## PROMPT
Images must not appear in your copy; reproduce every other part of the records exactly.

[Raw records]
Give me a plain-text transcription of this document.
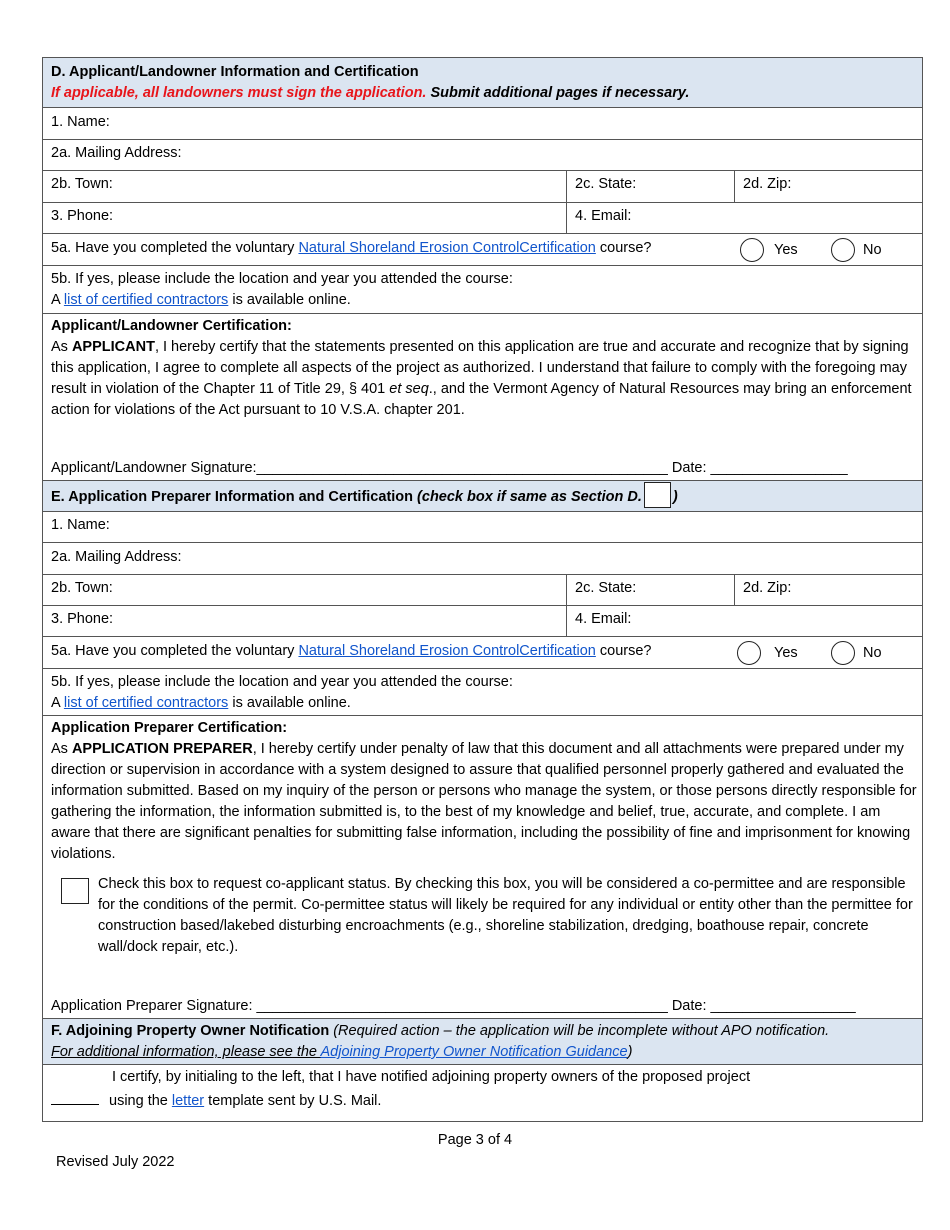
D. Applicant/Landowner Information and Certification

If applicable, all landowners must sign the application. Submit additional pages if necessary.

1. Name:
2a. Mailing Address:
2b. Town:	2c. State:	2d. Zip:
3. Phone:	4. Email:
5a. Have you completed the voluntary Natural Shoreland Erosion ControlCertification course?	Yes	No

5b. If yes, please include the location and year you attended the course:

A list of certified contractors is available online.

Applicant/Landowner Certification:

As APPLICANT, I hereby certify that the statements presented on this application are true and accurate and recognize that by signing this application, I agree to complete all aspects of the project as authorized. I understand that failure to comply with the foregoing may result in violation of the Chapter 11 of Title 29, § 401 et seq., and the Vermont Agency of Natural Resources may bring an enforcement action for violations of the Act pursuant to 10 V.S.A. chapter 201.

Applicant/Landowner Signature:___________________________________________________ Date: _________________

E. Application Preparer Information and Certification (check box if same as Section D. )
1. Name:
2a. Mailing Address:
2b. Town:	2c. State:	2d. Zip:
3. Phone:	4. Email:
5a. Have you completed the voluntary Natural Shoreland Erosion ControlCertification course?	Yes	No

5b. If yes, please include the location and year you attended the course:

A list of certified contractors is available online.

Application Preparer Certification:

As APPLICATION PREPARER, I hereby certify under penalty of law that this document and all attachments were prepared under my direction or supervision in accordance with a system designed to assure that qualified personnel properly gathered and evaluated the information submitted. Based on my inquiry of the person or persons who manage the system, or those persons directly responsible for gathering the information, the information submitted is, to the best of my knowledge and belief, true, accurate, and complete. I am aware that there are significant penalties for submitting false information, including the possibility of fine and imprisonment for knowing violations.

Check this box to request co-applicant status. By checking this box, you will be considered a co-permittee and are responsible for the conditions of the permit. Co-permittee status will likely be required for any individual or entity other than the permittee for construction based/lakebed disturbing encroachments (e.g., shoreline stabilization, dredging, boathouse repair, concrete wall/dock repair, etc.).

Application Preparer Signature: ___________________________________________________ Date: __________________

F. Adjoining Property Owner Notification (Required action – the application will be incomplete without APO notification.

For additional information, please see the Adjoining Property Owner Notification Guidance)

I certify, by initialing to the left, that I have notified adjoining property owners of the proposed project

using the letter template sent by U.S. Mail.

Page 3 of 4
Revised July 2022
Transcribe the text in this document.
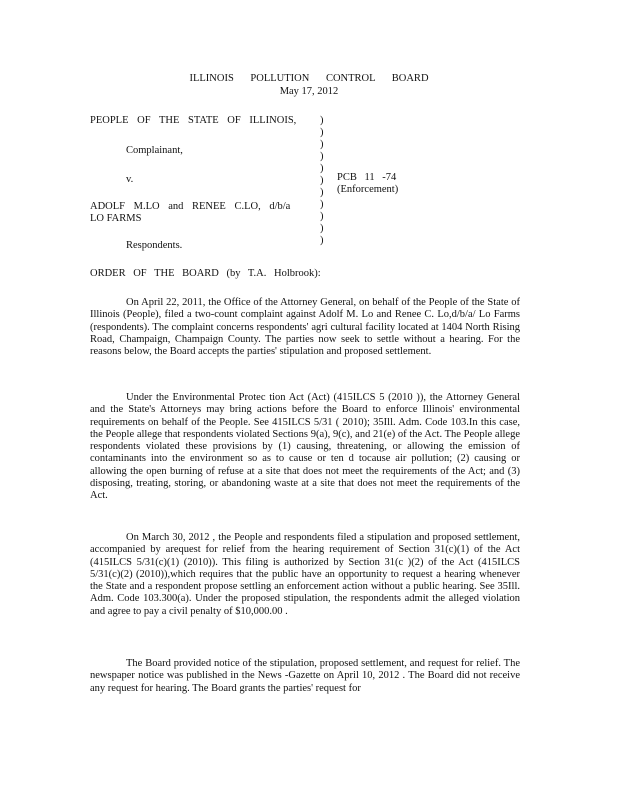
ILLINOIS POLLUTION CONTROL BOARD
May 17, 2012
PEOPLE OF THE STATE OF ILLINOIS,
Complainant,
v.
ADOLF M.LO and RENEE C.LO, d/b/a
LO FARMS
Respondents.
)
)
)
)
)
)
)
)
)
)
)
PCB 11 -74
(Enforcement)
ORDER OF THE BOARD (by T.A. Holbrook):
On April 22, 2011, the Office of the Attorney General, on behalf of the People of the State of Illinois (People), filed a two-count complaint against Adolf M. Lo and Renee C. Lo,d/b/a/ Lo Farms (respondents). The complaint concerns respondents' agri cultural facility located at 1404 North Rising Road, Champaign, Champaign County. The parties now seek to settle without a hearing. For the reasons below, the Board accepts the parties' stipulation and proposed settlement.
Under the Environmental Protec tion Act (Act) (415ILCS 5 (2010 )), the Attorney General and the State's Attorneys may bring actions before the Board to enforce Illinois' environmental requirements on behalf of the People. See 415ILCS 5/31 ( 2010); 35Ill. Adm. Code 103.In this case, the People allege that respondents violated Sections 9(a), 9(c), and 21(e) of the Act. The People allege respondents violated these provisions by (1) causing, threatening, or allowing the emission of contaminants into the environment so as to cause or ten d tocause air pollution; (2) causing or allowing the open burning of refuse at a site that does not meet the requirements of the Act; and (3) disposing, treating, storing, or abandoning waste at a site that does not meet the requirements of the Act.
On March 30, 2012 , the People and respondents filed a stipulation and proposed settlement, accompanied by arequest for relief from the hearing requirement of Section 31(c)(1) of the Act (415ILCS 5/31(c)(1) (2010)). This filing is authorized by Section 31(c )(2) of the Act (415ILCS 5/31(c)(2) (2010)),which requires that the public have an opportunity to request a hearing whenever the State and a respondent propose settling an enforcement action without a public hearing. See 35Ill. Adm. Code 103.300(a). Under the proposed stipulation, the respondents admit the alleged violation and agree to pay a civil penalty of $10,000.00 .
The Board provided notice of the stipulation, proposed settlement, and request for relief. The newspaper notice was published in the News -Gazette on April 10, 2012 . The Board did not receive any request for hearing. The Board grants the parties' request for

## RESPONSE TO THIS TASK
Give me a plain-text transcription of this document.
D. Applicant/Landowner Information and Certification

If applicable, all landowners must sign the application. Submit additional pages if necessary.

1. Name:
2a. Mailing Address:
2b. Town:	2c. State:	2d. Zip:
3. Phone:	4. Email:
5a. Have you completed the voluntary Natural Shoreland Erosion ControlCertification course?	Yes	No

5b. If yes, please include the location and year you attended the course:

A list of certified contractors is available online.

Applicant/Landowner Certification:

As APPLICANT, I hereby certify that the statements presented on this application are true and accurate and recognize that by signing this application, I agree to complete all aspects of the project as authorized. I understand that failure to comply with the foregoing may result in violation of the Chapter 11 of Title 29, § 401 et seq., and the Vermont Agency of Natural Resources may bring an enforcement action for violations of the Act pursuant to 10 V.S.A. chapter 201.

Applicant/Landowner Signature:___________________________________________________ Date: _________________

E. Application Preparer Information and Certification (check box if same as Section D. )
1. Name:
2a. Mailing Address:
2b. Town:	2c. State:	2d. Zip:
3. Phone:	4. Email:
5a. Have you completed the voluntary Natural Shoreland Erosion ControlCertification course?	Yes	No

5b. If yes, please include the location and year you attended the course:

A list of certified contractors is available online.

Application Preparer Certification:

As APPLICATION PREPARER, I hereby certify under penalty of law that this document and all attachments were prepared under my direction or supervision in accordance with a system designed to assure that qualified personnel properly gathered and evaluated the information submitted. Based on my inquiry of the person or persons who manage the system, or those persons directly responsible for gathering the information, the information submitted is, to the best of my knowledge and belief, true, accurate, and complete. I am aware that there are significant penalties for submitting false information, including the possibility of fine and imprisonment for knowing violations.

Check this box to request co-applicant status. By checking this box, you will be considered a co-permittee and are responsible for the conditions of the permit. Co-permittee status will likely be required for any individual or entity other than the permittee for construction based/lakebed disturbing encroachments (e.g., shoreline stabilization, dredging, boathouse repair, concrete wall/dock repair, etc.).

Application Preparer Signature: ___________________________________________________ Date: __________________

F. Adjoining Property Owner Notification (Required action – the application will be incomplete without APO notification.

For additional information, please see the Adjoining Property Owner Notification Guidance)

I certify, by initialing to the left, that I have notified adjoining property owners of the proposed project

using the letter template sent by U.S. Mail.

Page 3 of 4
Revised July 2022
Transcribe the text in this document.
ILLINOIS POLLUTION CONTROL BOARD
May 17, 2012
PEOPLE OF THE STATE OF ILLINOIS,
Complainant,
v.
ADOLF M.LO and RENEE C.LO, d/b/a
LO FARMS
Respondents.
)
)
)
)
)
)
)
)
)
)
)
PCB 11 -74
(Enforcement)
ORDER OF THE BOARD (by T.A. Holbrook):
On April 22, 2011, the Office of the Attorney General, on behalf of the People of the State of Illinois (People), filed a two-count complaint against Adolf M. Lo and Renee C. Lo,d/b/a/ Lo Farms (respondents). The complaint concerns respondents' agri cultural facility located at 1404 North Rising Road, Champaign, Champaign County. The parties now seek to settle without a hearing. For the reasons below, the Board accepts the parties' stipulation and proposed settlement.
Under the Environmental Protec tion Act (Act) (415ILCS 5 (2010 )), the Attorney General and the State's Attorneys may bring actions before the Board to enforce Illinois' environmental requirements on behalf of the People. See 415ILCS 5/31 ( 2010); 35Ill. Adm. Code 103.In this case, the People allege that respondents violated Sections 9(a), 9(c), and 21(e) of the Act. The People allege respondents violated these provisions by (1) causing, threatening, or allowing the emission of contaminants into the environment so as to cause or ten d tocause air pollution; (2) causing or allowing the open burning of refuse at a site that does not meet the requirements of the Act; and (3) disposing, treating, storing, or abandoning waste at a site that does not meet the requirements of the Act.
On March 30, 2012 , the People and respondents filed a stipulation and proposed settlement, accompanied by arequest for relief from the hearing requirement of Section 31(c)(1) of the Act (415ILCS 5/31(c)(1) (2010)). This filing is authorized by Section 31(c )(2) of the Act (415ILCS 5/31(c)(2) (2010)),which requires that the public have an opportunity to request a hearing whenever the State and a respondent propose settling an enforcement action without a public hearing. See 35Ill. Adm. Code 103.300(a). Under the proposed stipulation, the respondents admit the alleged violation and agree to pay a civil penalty of $10,000.00 .
The Board provided notice of the stipulation, proposed settlement, and request for relief. The newspaper notice was published in the News -Gazette on April 10, 2012 . The Board did not receive any request for hearing. The Board grants the parties' request for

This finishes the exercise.